■ Your goal
Filter this material down to the lines that hold "content", copying each one.

(Data records)

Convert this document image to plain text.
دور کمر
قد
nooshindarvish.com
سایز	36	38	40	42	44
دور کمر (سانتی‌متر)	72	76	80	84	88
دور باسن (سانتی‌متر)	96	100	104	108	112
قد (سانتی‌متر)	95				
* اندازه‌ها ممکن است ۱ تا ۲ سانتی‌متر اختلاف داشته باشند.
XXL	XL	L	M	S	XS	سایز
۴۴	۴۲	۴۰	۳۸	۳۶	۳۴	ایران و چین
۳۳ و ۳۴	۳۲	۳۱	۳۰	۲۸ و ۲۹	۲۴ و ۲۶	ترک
--
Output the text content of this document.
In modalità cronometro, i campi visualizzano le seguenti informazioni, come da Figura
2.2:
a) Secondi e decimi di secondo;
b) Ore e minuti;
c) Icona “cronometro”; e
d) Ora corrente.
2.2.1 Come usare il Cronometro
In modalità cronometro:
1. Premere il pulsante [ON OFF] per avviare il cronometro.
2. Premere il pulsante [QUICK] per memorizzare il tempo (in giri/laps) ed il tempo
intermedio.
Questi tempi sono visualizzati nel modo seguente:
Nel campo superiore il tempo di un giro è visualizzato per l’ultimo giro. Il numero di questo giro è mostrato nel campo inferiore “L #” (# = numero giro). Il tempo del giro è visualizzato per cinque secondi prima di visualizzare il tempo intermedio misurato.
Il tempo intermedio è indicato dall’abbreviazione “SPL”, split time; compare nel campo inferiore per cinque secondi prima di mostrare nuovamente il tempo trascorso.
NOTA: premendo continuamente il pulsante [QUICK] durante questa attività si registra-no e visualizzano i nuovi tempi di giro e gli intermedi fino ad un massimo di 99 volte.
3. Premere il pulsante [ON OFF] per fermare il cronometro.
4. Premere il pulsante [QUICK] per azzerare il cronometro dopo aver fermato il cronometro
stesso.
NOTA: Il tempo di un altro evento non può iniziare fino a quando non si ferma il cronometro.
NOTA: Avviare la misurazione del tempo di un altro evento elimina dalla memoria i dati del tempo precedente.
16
--
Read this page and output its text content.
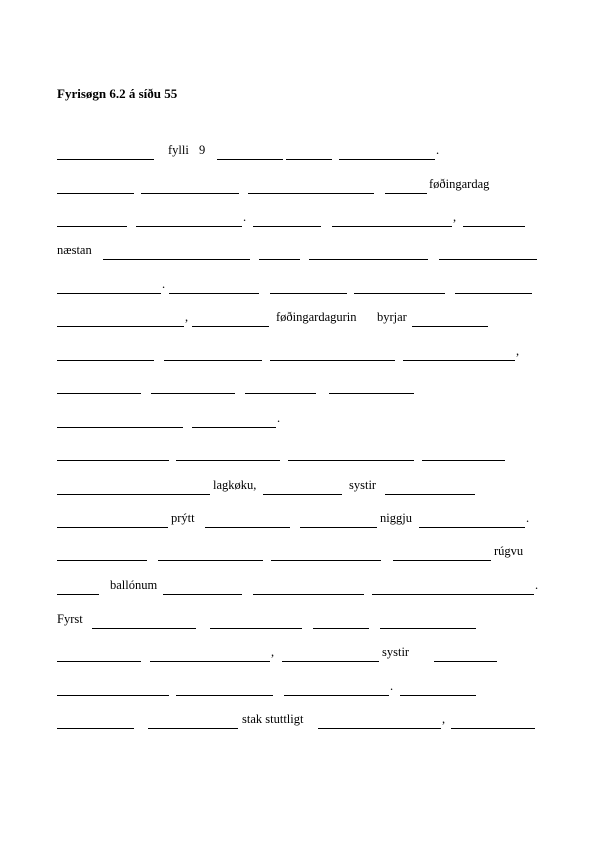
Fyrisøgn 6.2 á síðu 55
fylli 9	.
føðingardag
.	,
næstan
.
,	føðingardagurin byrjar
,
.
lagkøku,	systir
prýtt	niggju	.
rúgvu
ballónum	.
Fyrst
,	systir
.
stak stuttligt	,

■ Response to the exercise
Output the text content of this document.
Read this page and output its text content.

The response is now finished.